Make an exact copy of all the material below, apart from the pictures.
***** Provided information
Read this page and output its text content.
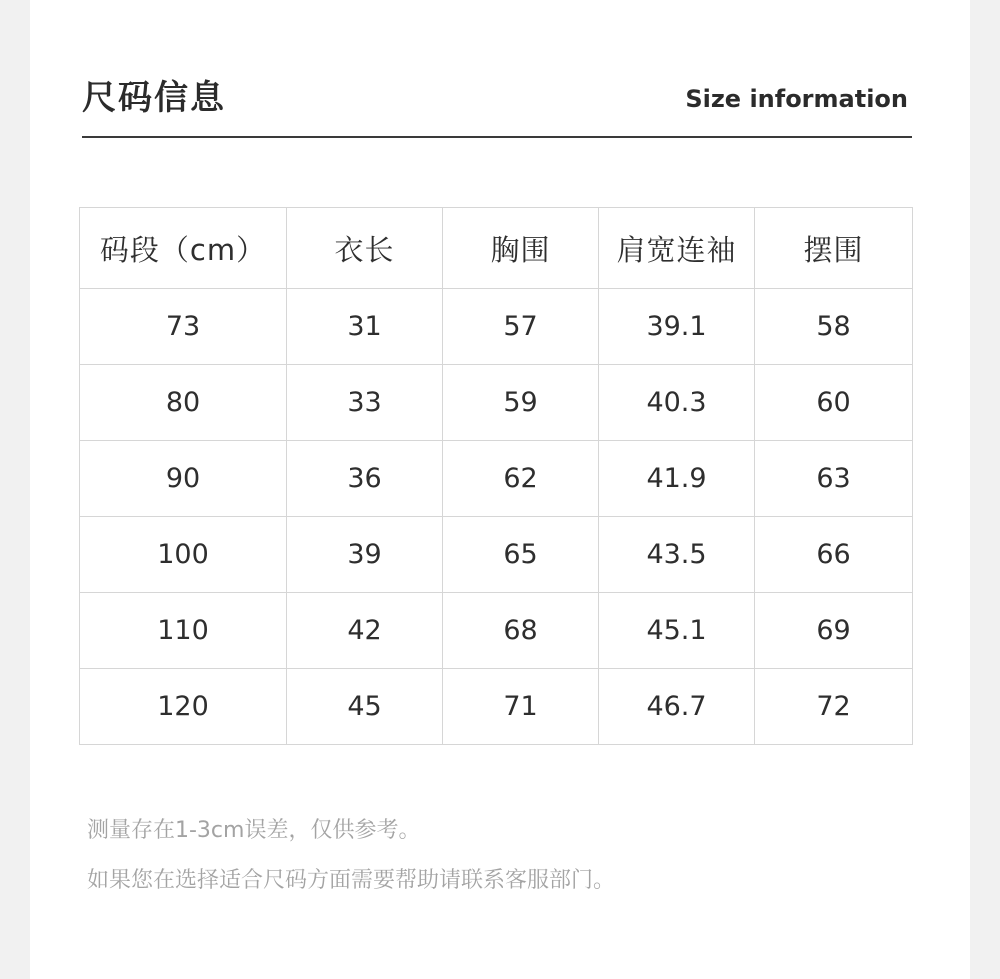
尺码信息	Size information
码段（cm）	衣长	胸围	肩宽连袖	摆围
73	31	57	39.1	58
80	33	59	40.3	60
90	36	62	41.9	63
100	39	65	43.5	66
110	42	68	45.1	69
120	45	71	46.7	72
测量存在1-3cm误差，仅供参考。
如果您在选择适合尺码方面需要帮助请联系客服部门。
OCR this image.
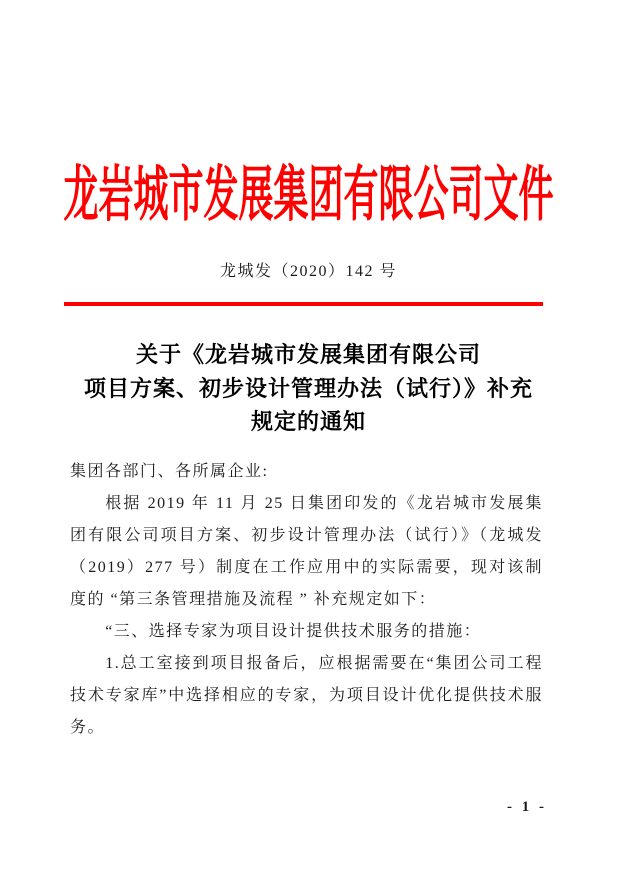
龙岩城市发展集团有限公司文件
龙城发（2020）142 号
关于《龙岩城市发展集团有限公司
项目方案、初步设计管理办法（试行）》补充
规定的通知

集团各部门、各所属企业:

根据 2019 年 11 月 25 日集团印发的《龙岩城市发展集团有限公司项目方案、初步设计管理办法（试行）》（龙城发（2019）277 号）制度在工作应用中的实际需要，现对该制度的 “第三条管理措施及流程 ” 补充规定如下：

“三、选择专家为项目设计提供技术服务的措施：

1.总工室接到项目报备后，应根据需要在“集团公司工程技术专家库”中选择相应的专家，为项目设计优化提供技术服务。

- 1 -
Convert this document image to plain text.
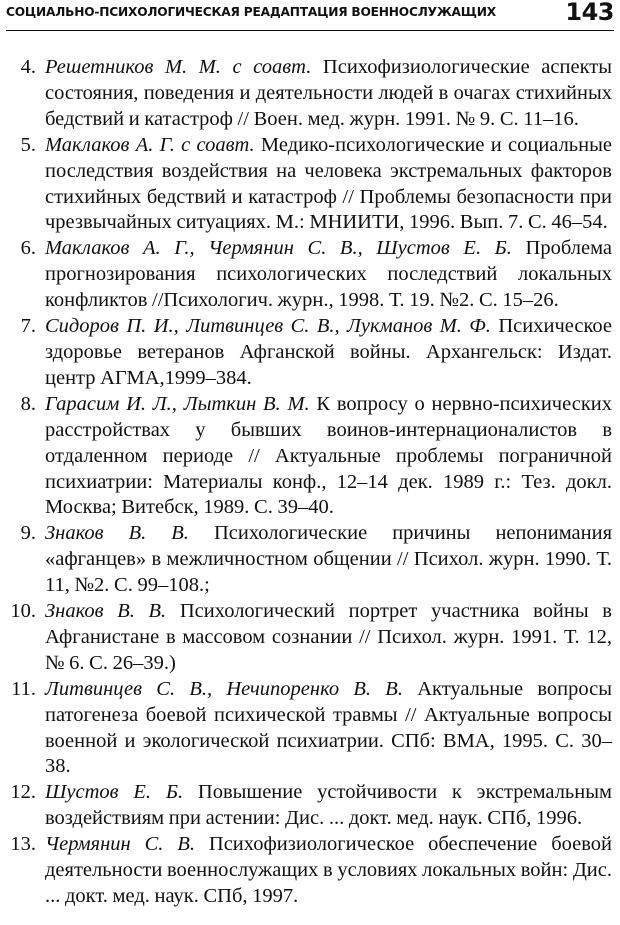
СОЦИАЛЬНО-ПСИХОЛОГИЧЕСКАЯ РЕАДАПТАЦИЯ ВОЕННОСЛУЖАЩИХ	143
4. Решетников М. М. с соавт. Психофизиологические аспекты состояния, поведения и деятельности людей в очагах стихийных бедствий и катастроф // Воен. мед. журн. 1991. № 9. С. 11–16.
5. Маклаков А. Г. с соавт. Медико-психологические и социальные последствия воздействия на человека экстремальных факторов стихийных бедствий и катастроф // Проблемы безопасности при чрезвычайных ситуациях. М.: МНИИТИ, 1996. Вып. 7. С. 46–54.
6. Маклаков А. Г., Чермянин С. В., Шустов Е. Б. Проблема прогнозирования психологических последствий локальных конфликтов //Психологич. журн., 1998. Т. 19. №2. С. 15–26.
7. Сидоров П. И., Литвинцев С. В., Лукманов М. Ф. Психическое здоровье ветеранов Афганской войны. Архангельск: Издат. центр АГМА,1999–384.
8. Гарасим И. Л., Лыткин В. М. К вопросу о нервно-психических расстройствах у бывших воинов-интернационалистов в отдаленном периоде // Актуальные проблемы пограничной психиатрии: Материалы конф., 12–14 дек. 1989 г.: Тез. докл. Москва; Витебск, 1989. С. 39–40.
9. Знаков В. В. Психологические причины непонимания «афганцев» в межличностном общении // Психол. журн. 1990. Т. 11, №2. С. 99–108.;
10. Знаков В. В. Психологический портрет участника войны в Афганистане в массовом сознании // Психол. журн. 1991. Т. 12, № 6. С. 26–39.)
11. Литвинцев С. В., Нечипоренко В. В. Актуальные вопросы патогенеза боевой психической травмы // Актуальные вопросы военной и экологической психиатрии. СПб: ВМА, 1995. С. 30–38.
12. Шустов Е. Б. Повышение устойчивости к экстремальным воздействиям при астении: Дис. ... докт. мед. наук. СПб, 1996.
13. Чермянин С. В. Психофизиологическое обеспечение боевой деятельности военнослужащих в условиях локальных войн: Дис. ... докт. мед. наук. СПб, 1997.
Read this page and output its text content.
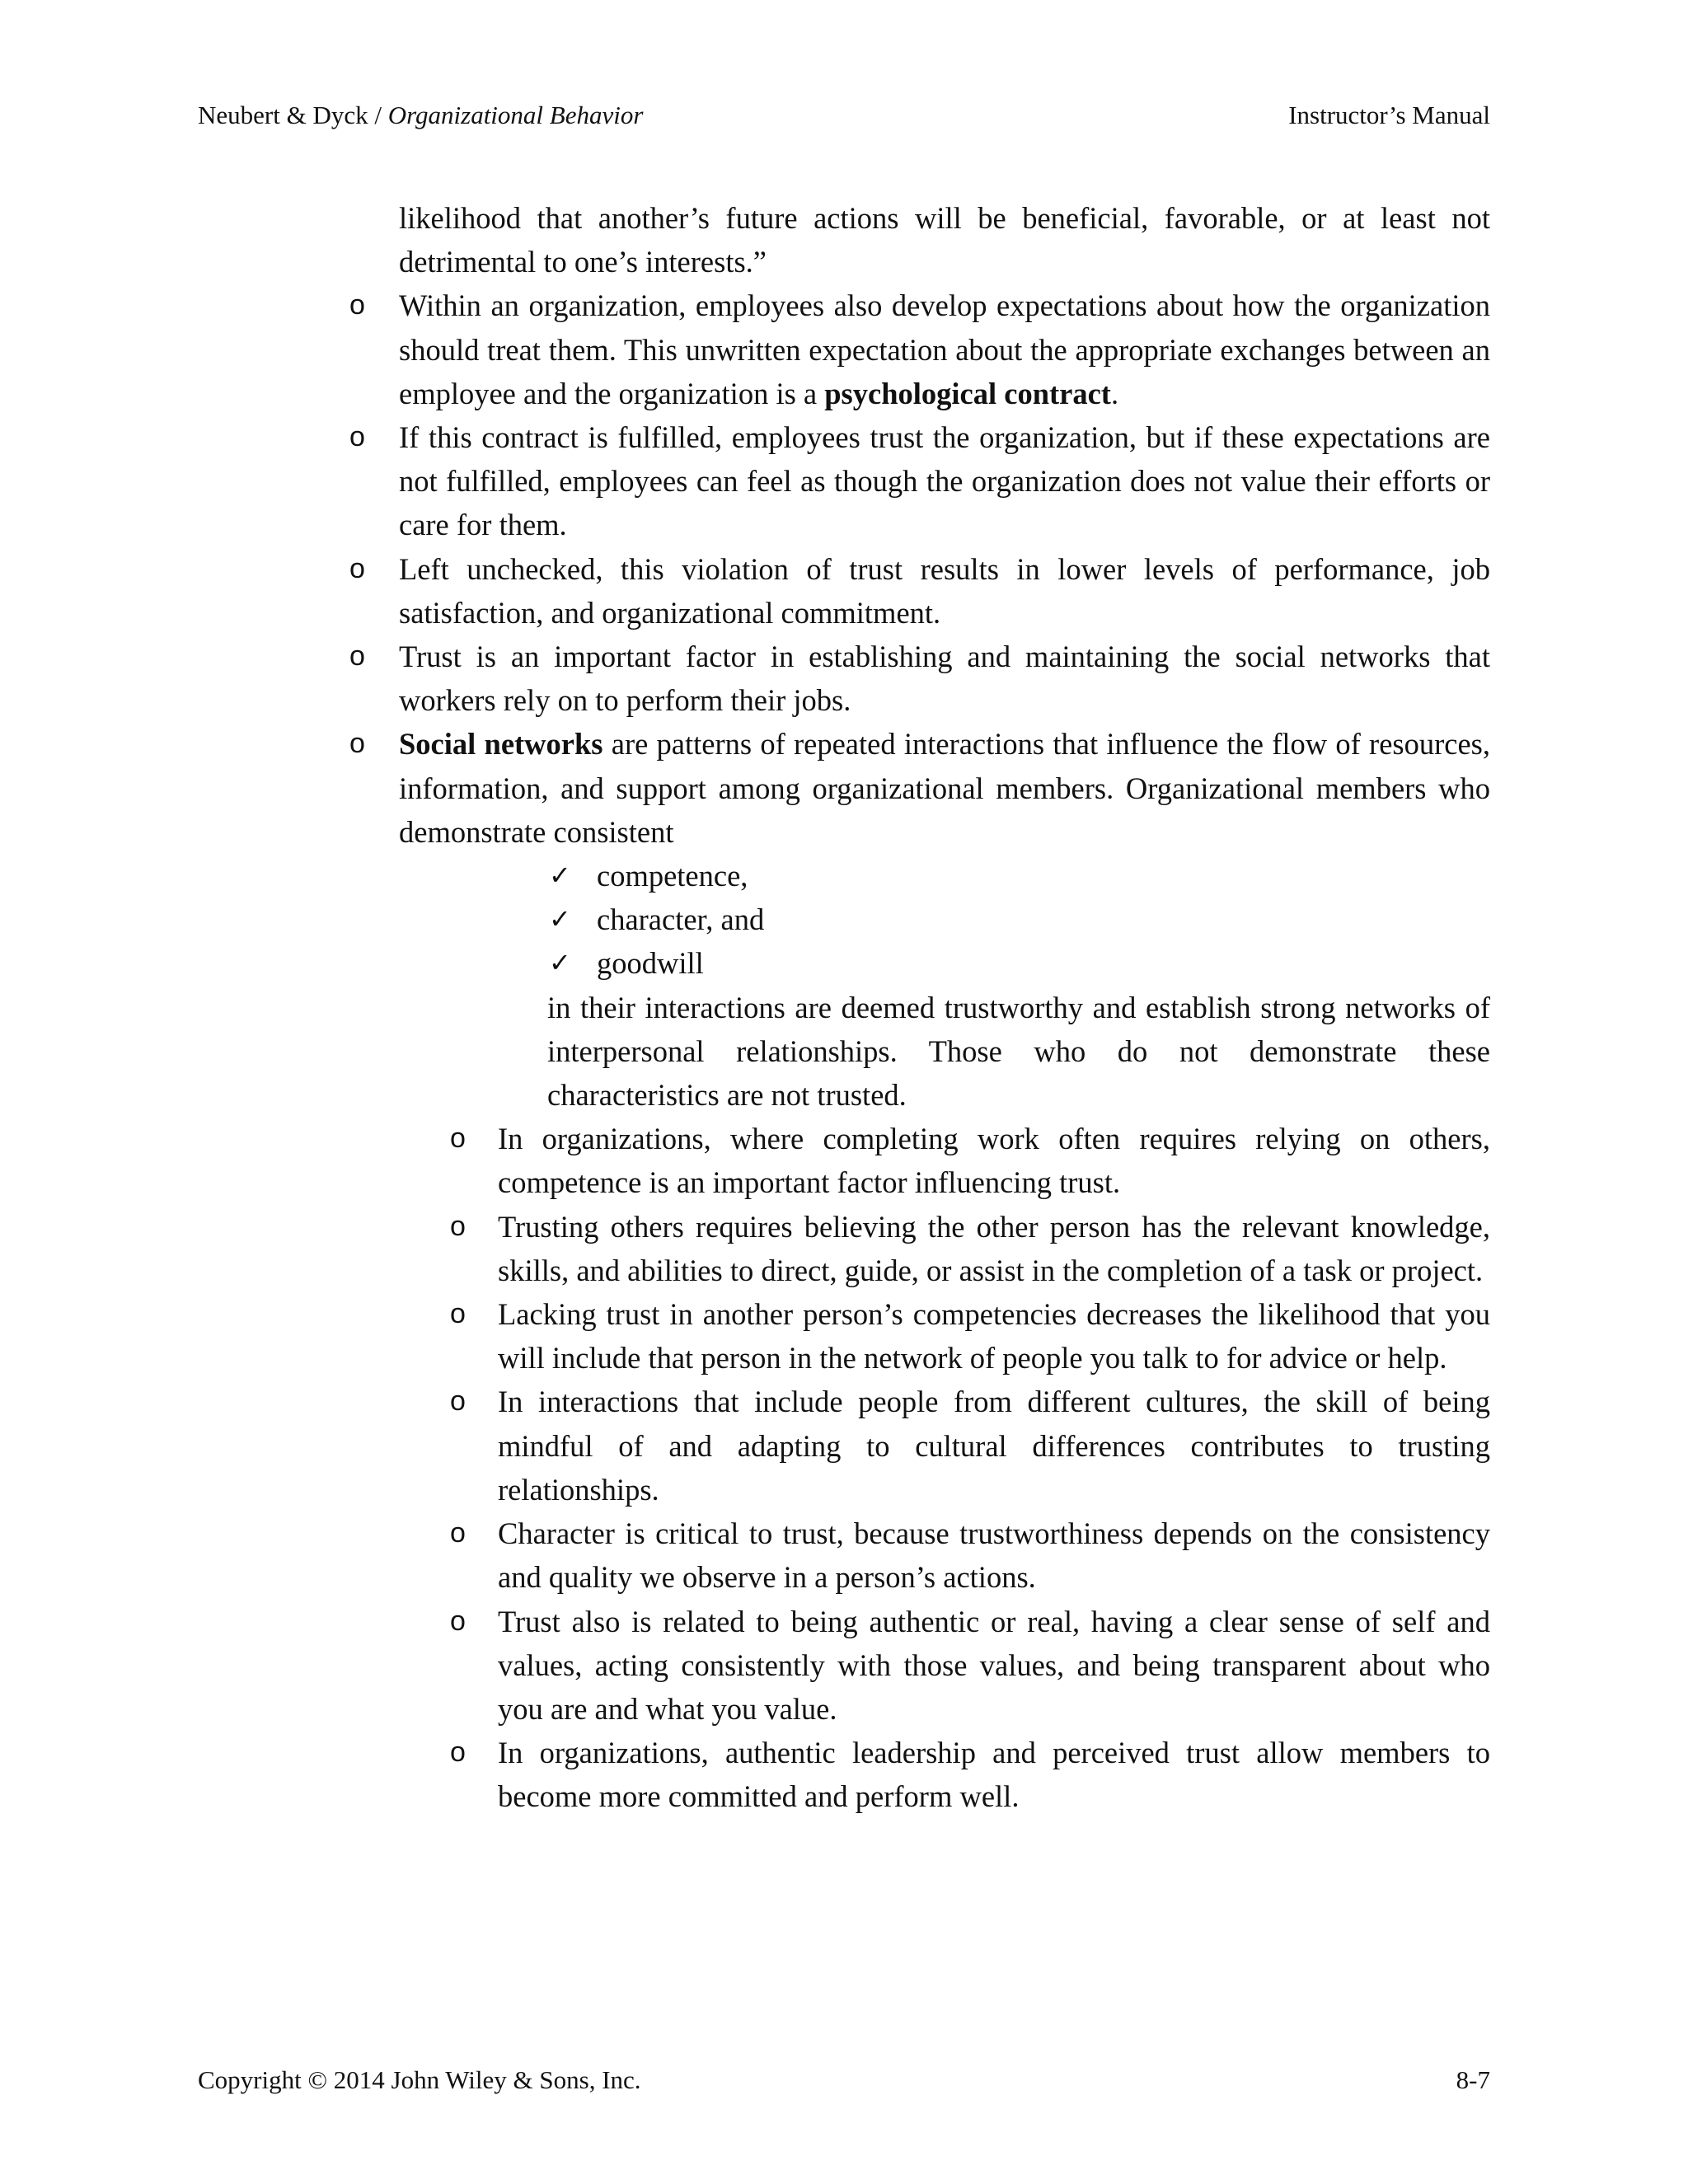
Neubert & Dyck / Organizational Behavior	Instructor’s Manual
likelihood that another’s future actions will be beneficial, favorable, or at least not detrimental to one’s interests.”
o Within an organization, employees also develop expectations about how the organization should treat them. This unwritten expectation about the appropriate exchanges between an employee and the organization is a psychological contract.
o If this contract is fulfilled, employees trust the organization, but if these expectations are not fulfilled, employees can feel as though the organization does not value their efforts or care for them.
o Left unchecked, this violation of trust results in lower levels of performance, job satisfaction, and organizational commitment.
o Trust is an important factor in establishing and maintaining the social networks that workers rely on to perform their jobs.
o Social networks are patterns of repeated interactions that influence the flow of resources, information, and support among organizational members. Organizational members who demonstrate consistent
✓ competence,
✓ character, and
✓ goodwill
in their interactions are deemed trustworthy and establish strong networks of interpersonal relationships. Those who do not demonstrate these characteristics are not trusted.
o In organizations, where completing work often requires relying on others, competence is an important factor influencing trust.
o Trusting others requires believing the other person has the relevant knowledge, skills, and abilities to direct, guide, or assist in the completion of a task or project.
o Lacking trust in another person’s competencies decreases the likelihood that you will include that person in the network of people you talk to for advice or help.
o In interactions that include people from different cultures, the skill of being mindful of and adapting to cultural differences contributes to trusting relationships.
o Character is critical to trust, because trustworthiness depends on the consistency and quality we observe in a person’s actions.
o Trust also is related to being authentic or real, having a clear sense of self and values, acting consistently with those values, and being transparent about who you are and what you value.
o In organizations, authentic leadership and perceived trust allow members to become more committed and perform well.
Copyright © 2014 John Wiley & Sons, Inc.	8-7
**********
• [Exercise response]:
Read this page and output its text content.
尺码信息	Size information
码段（cm）	衣长	胸围	肩宽连袖	摆围
73	31	57	39.1	58
80	33	59	40.3	60
90	36	62	41.9	63
100	39	65	43.5	66
110	42	68	45.1	69
120	45	71	46.7	72
测量存在1-3cm误差，仅供参考。
如果您在选择适合尺码方面需要帮助请联系客服部门。
OCR this image.
龙岩城市发展集团有限公司文件
龙城发（2020）142 号
关于《龙岩城市发展集团有限公司
项目方案、初步设计管理办法（试行）》补充
规定的通知

集团各部门、各所属企业:

根据 2019 年 11 月 25 日集团印发的《龙岩城市发展集团有限公司项目方案、初步设计管理办法（试行）》（龙城发（2019）277 号）制度在工作应用中的实际需要，现对该制度的 “第三条管理措施及流程 ” 补充规定如下：

“三、选择专家为项目设计提供技术服务的措施：

1.总工室接到项目报备后，应根据需要在“集团公司工程技术专家库”中选择相应的专家，为项目设计优化提供技术服务。

- 1 -
Convert this document image to plain text.
СОЦИАЛЬНО-ПСИХОЛОГИЧЕСКАЯ РЕАДАПТАЦИЯ ВОЕННОСЛУЖАЩИХ	143
4. Решетников М. М. с соавт. Психофизиологические аспекты состояния, поведения и деятельности людей в очагах стихийных бедствий и катастроф // Воен. мед. журн. 1991. № 9. С. 11–16.
5. Маклаков А. Г. с соавт. Медико-психологические и социальные последствия воздействия на человека экстремальных факторов стихийных бедствий и катастроф // Проблемы безопасности при чрезвычайных ситуациях. М.: МНИИТИ, 1996. Вып. 7. С. 46–54.
6. Маклаков А. Г., Чермянин С. В., Шустов Е. Б. Проблема прогнозирования психологических последствий локальных конфликтов //Психологич. журн., 1998. Т. 19. №2. С. 15–26.
7. Сидоров П. И., Литвинцев С. В., Лукманов М. Ф. Психическое здоровье ветеранов Афганской войны. Архангельск: Издат. центр АГМА,1999–384.
8. Гарасим И. Л., Лыткин В. М. К вопросу о нервно-психических расстройствах у бывших воинов-интернационалистов в отдаленном периоде // Актуальные проблемы пограничной психиатрии: Материалы конф., 12–14 дек. 1989 г.: Тез. докл. Москва; Витебск, 1989. С. 39–40.
9. Знаков В. В. Психологические причины непонимания «афганцев» в межличностном общении // Психол. журн. 1990. Т. 11, №2. С. 99–108.;
10. Знаков В. В. Психологический портрет участника войны в Афганистане в массовом сознании // Психол. журн. 1991. Т. 12, № 6. С. 26–39.)
11. Литвинцев С. В., Нечипоренко В. В. Актуальные вопросы патогенеза боевой психической травмы // Актуальные вопросы военной и экологической психиатрии. СПб: ВМА, 1995. С. 30–38.
12. Шустов Е. Б. Повышение устойчивости к экстремальным воздействиям при астении: Дис. ... докт. мед. наук. СПб, 1996.
13. Чермянин С. В. Психофизиологическое обеспечение боевой деятельности военнослужащих в условиях локальных войн: Дис. ... докт. мед. наук. СПб, 1997.
Read this page and output its text content.
Neubert & Dyck / Organizational Behavior	Instructor’s Manual
likelihood that another’s future actions will be beneficial, favorable, or at least not detrimental to one’s interests.”
o Within an organization, employees also develop expectations about how the organization should treat them. This unwritten expectation about the appropriate exchanges between an employee and the organization is a psychological contract.
o If this contract is fulfilled, employees trust the organization, but if these expectations are not fulfilled, employees can feel as though the organization does not value their efforts or care for them.
o Left unchecked, this violation of trust results in lower levels of performance, job satisfaction, and organizational commitment.
o Trust is an important factor in establishing and maintaining the social networks that workers rely on to perform their jobs.
o Social networks are patterns of repeated interactions that influence the flow of resources, information, and support among organizational members. Organizational members who demonstrate consistent
✓ competence,
✓ character, and
✓ goodwill
in their interactions are deemed trustworthy and establish strong networks of interpersonal relationships. Those who do not demonstrate these characteristics are not trusted.
o In organizations, where completing work often requires relying on others, competence is an important factor influencing trust.
o Trusting others requires believing the other person has the relevant knowledge, skills, and abilities to direct, guide, or assist in the completion of a task or project.
o Lacking trust in another person’s competencies decreases the likelihood that you will include that person in the network of people you talk to for advice or help.
o In interactions that include people from different cultures, the skill of being mindful of and adapting to cultural differences contributes to trusting relationships.
o Character is critical to trust, because trustworthiness depends on the consistency and quality we observe in a person’s actions.
o Trust also is related to being authentic or real, having a clear sense of self and values, acting consistently with those values, and being transparent about who you are and what you value.
o In organizations, authentic leadership and perceived trust allow members to become more committed and perform well.
Copyright © 2014 John Wiley & Sons, Inc.	8-7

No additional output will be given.